» **Stated goal**: Please copy the data below line for line, without changing anything, and leave out the pictures.

☆ ☆ ☆ ☆

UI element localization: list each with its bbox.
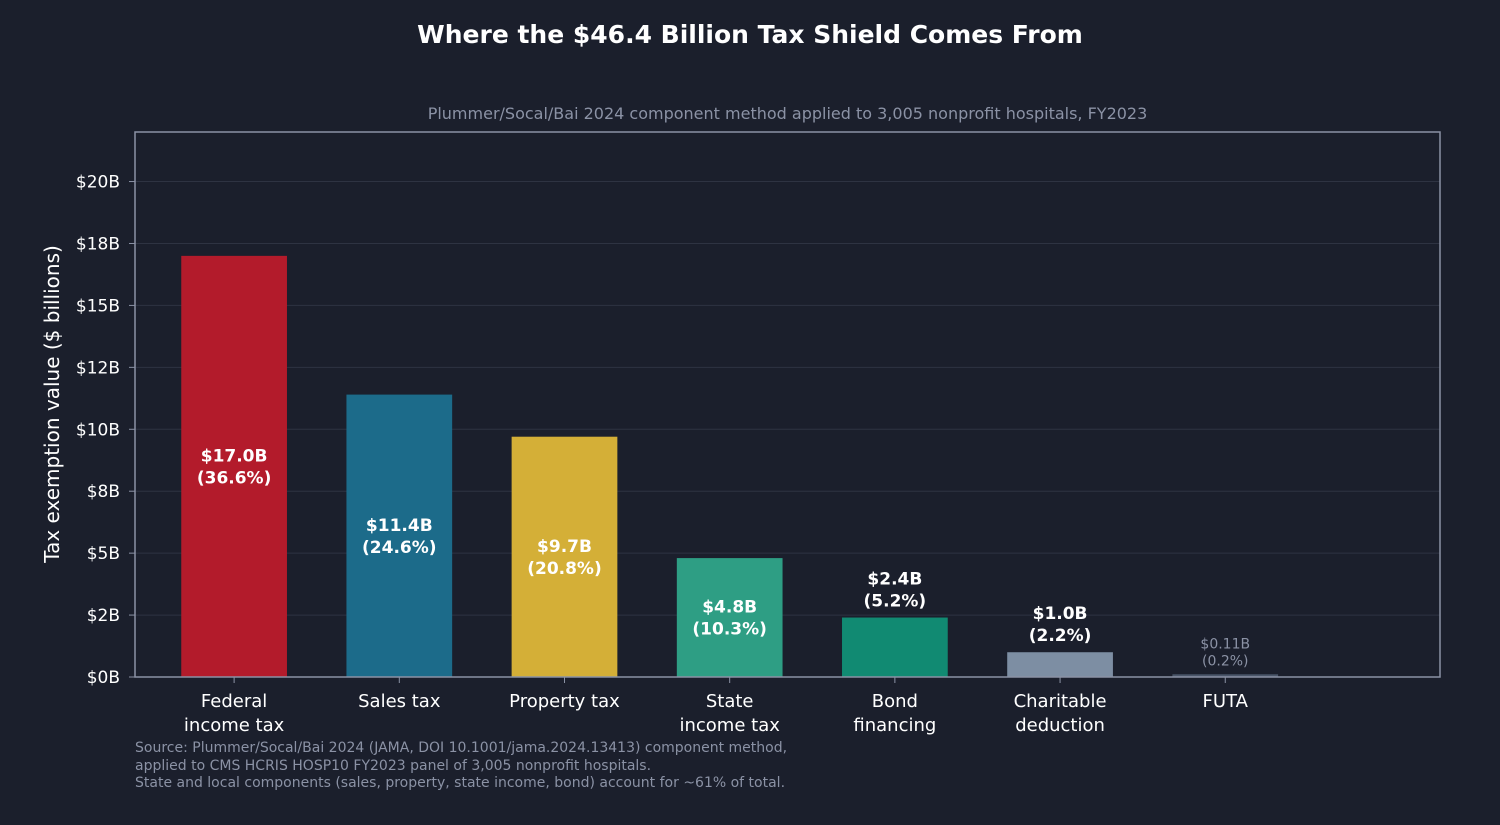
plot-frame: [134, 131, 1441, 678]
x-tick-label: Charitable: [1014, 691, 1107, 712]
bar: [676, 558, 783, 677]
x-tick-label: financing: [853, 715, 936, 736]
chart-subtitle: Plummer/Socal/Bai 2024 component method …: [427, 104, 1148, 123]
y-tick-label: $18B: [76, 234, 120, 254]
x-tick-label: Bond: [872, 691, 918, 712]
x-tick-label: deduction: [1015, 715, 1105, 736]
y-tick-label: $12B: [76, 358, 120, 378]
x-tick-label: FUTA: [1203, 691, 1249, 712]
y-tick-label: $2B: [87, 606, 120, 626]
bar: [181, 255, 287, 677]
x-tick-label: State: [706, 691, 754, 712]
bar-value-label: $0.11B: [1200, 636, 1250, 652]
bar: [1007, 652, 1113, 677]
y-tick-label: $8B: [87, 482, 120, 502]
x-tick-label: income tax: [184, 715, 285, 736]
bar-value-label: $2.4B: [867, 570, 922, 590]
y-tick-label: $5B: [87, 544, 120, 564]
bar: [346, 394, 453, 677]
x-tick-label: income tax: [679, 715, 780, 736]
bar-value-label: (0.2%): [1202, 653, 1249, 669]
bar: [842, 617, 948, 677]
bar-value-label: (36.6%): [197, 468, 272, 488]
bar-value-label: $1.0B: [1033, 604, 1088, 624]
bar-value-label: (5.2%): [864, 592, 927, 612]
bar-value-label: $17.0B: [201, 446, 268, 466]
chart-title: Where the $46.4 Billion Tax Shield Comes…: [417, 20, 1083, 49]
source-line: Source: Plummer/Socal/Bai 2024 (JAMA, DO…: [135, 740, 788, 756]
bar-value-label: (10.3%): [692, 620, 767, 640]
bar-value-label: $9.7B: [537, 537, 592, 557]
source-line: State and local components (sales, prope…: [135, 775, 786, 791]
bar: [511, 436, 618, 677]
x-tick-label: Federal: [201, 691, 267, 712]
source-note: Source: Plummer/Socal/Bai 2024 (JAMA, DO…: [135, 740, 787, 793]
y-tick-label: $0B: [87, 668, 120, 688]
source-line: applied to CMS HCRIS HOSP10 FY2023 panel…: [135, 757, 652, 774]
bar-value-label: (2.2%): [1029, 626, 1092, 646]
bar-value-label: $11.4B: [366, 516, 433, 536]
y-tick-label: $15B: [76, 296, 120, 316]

☆ ☆ ☆ ☆

» **Output for this exercise**:
UI element localization: list each with its bbox.
plot-frame: [134, 131, 1441, 678]
x-tick-label: Charitable: [1014, 691, 1107, 712]
bar: [676, 558, 783, 677]
x-tick-label: financing: [853, 715, 936, 736]
chart-subtitle: Plummer/Socal/Bai 2024 component method …: [427, 104, 1148, 123]
y-tick-label: $18B: [76, 234, 120, 254]
x-tick-label: Bond: [872, 691, 918, 712]
x-tick-label: deduction: [1015, 715, 1105, 736]
y-tick-label: $12B: [76, 358, 120, 378]
x-tick-label: FUTA: [1203, 691, 1249, 712]
y-tick-label: $2B: [87, 606, 120, 626]
bar: [181, 255, 287, 677]
x-tick-label: State: [706, 691, 754, 712]
bar-value-label: $0.11B: [1200, 636, 1250, 652]
bar: [1007, 652, 1113, 677]
y-tick-label: $8B: [87, 482, 120, 502]
x-tick-label: income tax: [184, 715, 285, 736]
bar-value-label: $2.4B: [867, 570, 922, 590]
y-tick-label: $5B: [87, 544, 120, 564]
bar: [346, 394, 453, 677]
x-tick-label: income tax: [679, 715, 780, 736]
bar-value-label: (0.2%): [1202, 653, 1249, 669]
bar: [842, 617, 948, 677]
bar-value-label: (36.6%): [197, 468, 272, 488]
bar-value-label: $1.0B: [1033, 604, 1088, 624]
bar-value-label: (5.2%): [864, 592, 927, 612]
bar-value-label: $17.0B: [201, 446, 268, 466]
chart-title: Where the $46.4 Billion Tax Shield Comes…: [417, 20, 1083, 49]
source-line: Source: Plummer/Socal/Bai 2024 (JAMA, DO…: [135, 740, 788, 756]
bar-value-label: (10.3%): [692, 620, 767, 640]
bar-value-label: $9.7B: [537, 537, 592, 557]
source-line: State and local components (sales, prope…: [135, 775, 786, 791]
bar: [511, 436, 618, 677]
x-tick-label: Federal: [201, 691, 267, 712]
source-note: Source: Plummer/Socal/Bai 2024 (JAMA, DO…: [135, 740, 787, 793]
y-tick-label: $0B: [87, 668, 120, 688]
source-line: applied to CMS HCRIS HOSP10 FY2023 panel…: [135, 757, 652, 774]
bar-value-label: (2.2%): [1029, 626, 1092, 646]
bar-value-label: $11.4B: [366, 516, 433, 536]
y-tick-label: $15B: [76, 296, 120, 316]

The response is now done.